#### [WHAT YOU NEED TO DO]
All of the records below should be output exactly.

── RECORDS FOR THIS TASK

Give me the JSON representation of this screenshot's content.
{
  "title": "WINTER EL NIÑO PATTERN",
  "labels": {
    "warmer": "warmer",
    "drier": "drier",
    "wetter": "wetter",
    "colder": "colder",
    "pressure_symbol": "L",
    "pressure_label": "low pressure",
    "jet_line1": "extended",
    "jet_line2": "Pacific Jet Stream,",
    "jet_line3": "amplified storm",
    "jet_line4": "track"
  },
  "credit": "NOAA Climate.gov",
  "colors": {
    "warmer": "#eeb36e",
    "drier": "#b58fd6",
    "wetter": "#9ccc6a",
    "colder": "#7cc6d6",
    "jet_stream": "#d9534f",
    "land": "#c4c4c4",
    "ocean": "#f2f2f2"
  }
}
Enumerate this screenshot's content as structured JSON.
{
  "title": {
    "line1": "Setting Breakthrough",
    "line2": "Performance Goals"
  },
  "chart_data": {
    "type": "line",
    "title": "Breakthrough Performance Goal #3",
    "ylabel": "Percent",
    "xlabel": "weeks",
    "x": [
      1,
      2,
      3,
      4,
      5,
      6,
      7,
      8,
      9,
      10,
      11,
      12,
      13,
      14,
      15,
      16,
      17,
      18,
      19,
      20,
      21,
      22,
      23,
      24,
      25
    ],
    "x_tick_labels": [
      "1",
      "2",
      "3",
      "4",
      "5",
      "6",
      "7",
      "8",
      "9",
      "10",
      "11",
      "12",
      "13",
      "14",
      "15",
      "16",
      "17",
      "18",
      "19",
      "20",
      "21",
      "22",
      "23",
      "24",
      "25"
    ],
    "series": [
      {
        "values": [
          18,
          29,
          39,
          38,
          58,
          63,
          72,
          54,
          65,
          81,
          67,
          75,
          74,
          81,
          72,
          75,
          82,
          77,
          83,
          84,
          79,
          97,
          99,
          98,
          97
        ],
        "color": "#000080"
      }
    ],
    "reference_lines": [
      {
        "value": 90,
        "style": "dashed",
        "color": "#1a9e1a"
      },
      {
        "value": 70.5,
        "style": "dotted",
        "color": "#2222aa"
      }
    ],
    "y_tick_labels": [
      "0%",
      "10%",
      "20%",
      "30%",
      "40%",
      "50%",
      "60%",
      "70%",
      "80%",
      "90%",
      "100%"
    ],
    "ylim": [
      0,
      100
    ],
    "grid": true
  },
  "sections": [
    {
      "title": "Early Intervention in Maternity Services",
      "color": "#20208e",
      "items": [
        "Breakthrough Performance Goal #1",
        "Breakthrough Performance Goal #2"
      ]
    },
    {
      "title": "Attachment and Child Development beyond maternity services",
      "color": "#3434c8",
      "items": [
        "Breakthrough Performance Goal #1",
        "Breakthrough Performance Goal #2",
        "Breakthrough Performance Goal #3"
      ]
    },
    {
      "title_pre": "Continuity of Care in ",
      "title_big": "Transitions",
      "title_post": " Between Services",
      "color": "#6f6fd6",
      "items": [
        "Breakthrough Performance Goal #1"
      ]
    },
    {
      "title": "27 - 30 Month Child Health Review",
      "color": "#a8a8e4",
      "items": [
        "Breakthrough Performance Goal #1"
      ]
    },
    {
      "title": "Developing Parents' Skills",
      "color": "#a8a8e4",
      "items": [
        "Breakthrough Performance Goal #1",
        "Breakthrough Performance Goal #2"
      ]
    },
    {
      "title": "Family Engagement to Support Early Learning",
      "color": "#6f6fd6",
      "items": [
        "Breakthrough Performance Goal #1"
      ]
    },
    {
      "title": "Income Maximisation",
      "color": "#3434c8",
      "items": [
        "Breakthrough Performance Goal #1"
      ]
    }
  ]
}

────

#### [TASK OUTPUT]
Give me the JSON representation of this screenshot's content.
{
  "title": "WINTER EL NIÑO PATTERN",
  "labels": {
    "warmer": "warmer",
    "drier": "drier",
    "wetter": "wetter",
    "colder": "colder",
    "pressure_symbol": "L",
    "pressure_label": "low pressure",
    "jet_line1": "extended",
    "jet_line2": "Pacific Jet Stream,",
    "jet_line3": "amplified storm",
    "jet_line4": "track"
  },
  "credit": "NOAA Climate.gov",
  "colors": {
    "warmer": "#eeb36e",
    "drier": "#b58fd6",
    "wetter": "#9ccc6a",
    "colder": "#7cc6d6",
    "jet_stream": "#d9534f",
    "land": "#c4c4c4",
    "ocean": "#f2f2f2"
  }
}
Enumerate this screenshot's content as structured JSON.
{
  "title": {
    "line1": "Setting Breakthrough",
    "line2": "Performance Goals"
  },
  "chart_data": {
    "type": "line",
    "title": "Breakthrough Performance Goal #3",
    "ylabel": "Percent",
    "xlabel": "weeks",
    "x": [
      1,
      2,
      3,
      4,
      5,
      6,
      7,
      8,
      9,
      10,
      11,
      12,
      13,
      14,
      15,
      16,
      17,
      18,
      19,
      20,
      21,
      22,
      23,
      24,
      25
    ],
    "x_tick_labels": [
      "1",
      "2",
      "3",
      "4",
      "5",
      "6",
      "7",
      "8",
      "9",
      "10",
      "11",
      "12",
      "13",
      "14",
      "15",
      "16",
      "17",
      "18",
      "19",
      "20",
      "21",
      "22",
      "23",
      "24",
      "25"
    ],
    "series": [
      {
        "values": [
          18,
          29,
          39,
          38,
          58,
          63,
          72,
          54,
          65,
          81,
          67,
          75,
          74,
          81,
          72,
          75,
          82,
          77,
          83,
          84,
          79,
          97,
          99,
          98,
          97
        ],
        "color": "#000080"
      }
    ],
    "reference_lines": [
      {
        "value": 90,
        "style": "dashed",
        "color": "#1a9e1a"
      },
      {
        "value": 70.5,
        "style": "dotted",
        "color": "#2222aa"
      }
    ],
    "y_tick_labels": [
      "0%",
      "10%",
      "20%",
      "30%",
      "40%",
      "50%",
      "60%",
      "70%",
      "80%",
      "90%",
      "100%"
    ],
    "ylim": [
      0,
      100
    ],
    "grid": true
  },
  "sections": [
    {
      "title": "Early Intervention in Maternity Services",
      "color": "#20208e",
      "items": [
        "Breakthrough Performance Goal #1",
        "Breakthrough Performance Goal #2"
      ]
    },
    {
      "title": "Attachment and Child Development beyond maternity services",
      "color": "#3434c8",
      "items": [
        "Breakthrough Performance Goal #1",
        "Breakthrough Performance Goal #2",
        "Breakthrough Performance Goal #3"
      ]
    },
    {
      "title_pre": "Continuity of Care in ",
      "title_big": "Transitions",
      "title_post": " Between Services",
      "color": "#6f6fd6",
      "items": [
        "Breakthrough Performance Goal #1"
      ]
    },
    {
      "title": "27 - 30 Month Child Health Review",
      "color": "#a8a8e4",
      "items": [
        "Breakthrough Performance Goal #1"
      ]
    },
    {
      "title": "Developing Parents' Skills",
      "color": "#a8a8e4",
      "items": [
        "Breakthrough Performance Goal #1",
        "Breakthrough Performance Goal #2"
      ]
    },
    {
      "title": "Family Engagement to Support Early Learning",
      "color": "#6f6fd6",
      "items": [
        "Breakthrough Performance Goal #1"
      ]
    },
    {
      "title": "Income Maximisation",
      "color": "#3434c8",
      "items": [
        "Breakthrough Performance Goal #1"
      ]
    }
  ]
}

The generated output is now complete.